INFORMATION SHOWN
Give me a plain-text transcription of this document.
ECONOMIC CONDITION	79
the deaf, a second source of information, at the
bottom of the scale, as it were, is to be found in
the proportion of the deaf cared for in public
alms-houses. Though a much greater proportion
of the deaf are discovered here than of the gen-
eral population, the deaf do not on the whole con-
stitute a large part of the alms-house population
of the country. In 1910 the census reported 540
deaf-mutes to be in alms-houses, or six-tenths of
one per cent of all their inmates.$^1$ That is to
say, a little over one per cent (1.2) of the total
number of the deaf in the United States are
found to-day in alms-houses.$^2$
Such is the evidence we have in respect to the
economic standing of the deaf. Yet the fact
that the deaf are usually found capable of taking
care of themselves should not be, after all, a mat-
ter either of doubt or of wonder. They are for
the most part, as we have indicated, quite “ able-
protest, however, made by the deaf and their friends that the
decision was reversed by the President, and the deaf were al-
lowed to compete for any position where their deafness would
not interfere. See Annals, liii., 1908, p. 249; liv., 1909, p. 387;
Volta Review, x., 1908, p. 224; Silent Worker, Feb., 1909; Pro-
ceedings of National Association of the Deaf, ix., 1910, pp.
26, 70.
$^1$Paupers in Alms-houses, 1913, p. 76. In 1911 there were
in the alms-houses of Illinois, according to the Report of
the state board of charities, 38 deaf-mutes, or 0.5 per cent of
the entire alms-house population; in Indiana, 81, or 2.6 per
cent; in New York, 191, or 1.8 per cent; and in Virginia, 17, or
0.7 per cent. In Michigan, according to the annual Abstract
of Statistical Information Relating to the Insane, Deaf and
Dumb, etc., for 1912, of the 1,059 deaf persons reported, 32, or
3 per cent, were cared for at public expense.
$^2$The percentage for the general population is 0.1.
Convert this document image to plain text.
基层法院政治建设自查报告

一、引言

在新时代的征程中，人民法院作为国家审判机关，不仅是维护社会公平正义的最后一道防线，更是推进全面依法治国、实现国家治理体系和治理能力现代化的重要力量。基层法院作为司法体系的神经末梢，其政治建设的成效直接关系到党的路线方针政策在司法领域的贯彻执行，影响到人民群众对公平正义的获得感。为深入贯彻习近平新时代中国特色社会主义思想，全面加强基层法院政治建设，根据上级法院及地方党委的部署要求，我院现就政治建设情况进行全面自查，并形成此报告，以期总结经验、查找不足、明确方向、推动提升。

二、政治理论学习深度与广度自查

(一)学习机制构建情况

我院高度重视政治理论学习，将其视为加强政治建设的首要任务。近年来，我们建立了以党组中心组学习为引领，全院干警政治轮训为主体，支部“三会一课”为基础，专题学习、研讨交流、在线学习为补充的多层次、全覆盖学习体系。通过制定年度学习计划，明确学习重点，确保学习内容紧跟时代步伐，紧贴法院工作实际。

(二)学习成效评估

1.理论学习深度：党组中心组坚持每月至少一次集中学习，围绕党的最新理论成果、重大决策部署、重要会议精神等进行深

TASK GOAL
All of the records must be retyped exactly as they are.

ANSWER TO THE EXERCISE
Give me a plain-text transcription of this document.
ECONOMIC CONDITION	79
the deaf, a second source of information, at the
bottom of the scale, as it were, is to be found in
the proportion of the deaf cared for in public
alms-houses. Though a much greater proportion
of the deaf are discovered here than of the gen-
eral population, the deaf do not on the whole con-
stitute a large part of the alms-house population
of the country. In 1910 the census reported 540
deaf-mutes to be in alms-houses, or six-tenths of
one per cent of all their inmates.$^1$ That is to
say, a little over one per cent (1.2) of the total
number of the deaf in the United States are
found to-day in alms-houses.$^2$
Such is the evidence we have in respect to the
economic standing of the deaf. Yet the fact
that the deaf are usually found capable of taking
care of themselves should not be, after all, a mat-
ter either of doubt or of wonder. They are for
the most part, as we have indicated, quite “ able-
protest, however, made by the deaf and their friends that the
decision was reversed by the President, and the deaf were al-
lowed to compete for any position where their deafness would
not interfere. See Annals, liii., 1908, p. 249; liv., 1909, p. 387;
Volta Review, x., 1908, p. 224; Silent Worker, Feb., 1909; Pro-
ceedings of National Association of the Deaf, ix., 1910, pp.
26, 70.
$^1$Paupers in Alms-houses, 1913, p. 76. In 1911 there were
in the alms-houses of Illinois, according to the Report of
the state board of charities, 38 deaf-mutes, or 0.5 per cent of
the entire alms-house population; in Indiana, 81, or 2.6 per
cent; in New York, 191, or 1.8 per cent; and in Virginia, 17, or
0.7 per cent. In Michigan, according to the annual Abstract
of Statistical Information Relating to the Insane, Deaf and
Dumb, etc., for 1912, of the 1,059 deaf persons reported, 32, or
3 per cent, were cared for at public expense.
$^2$The percentage for the general population is 0.1.
Convert this document image to plain text.
基层法院政治建设自查报告

一、引言

在新时代的征程中，人民法院作为国家审判机关，不仅是维护社会公平正义的最后一道防线，更是推进全面依法治国、实现国家治理体系和治理能力现代化的重要力量。基层法院作为司法体系的神经末梢，其政治建设的成效直接关系到党的路线方针政策在司法领域的贯彻执行，影响到人民群众对公平正义的获得感。为深入贯彻习近平新时代中国特色社会主义思想，全面加强基层法院政治建设，根据上级法院及地方党委的部署要求，我院现就政治建设情况进行全面自查，并形成此报告，以期总结经验、查找不足、明确方向、推动提升。

二、政治理论学习深度与广度自查

(一)学习机制构建情况

我院高度重视政治理论学习，将其视为加强政治建设的首要任务。近年来，我们建立了以党组中心组学习为引领，全院干警政治轮训为主体，支部“三会一课”为基础，专题学习、研讨交流、在线学习为补充的多层次、全覆盖学习体系。通过制定年度学习计划，明确学习重点，确保学习内容紧跟时代步伐，紧贴法院工作实际。

(二)学习成效评估

1.理论学习深度：党组中心组坚持每月至少一次集中学习，围绕党的最新理论成果、重大决策部署、重要会议精神等进行深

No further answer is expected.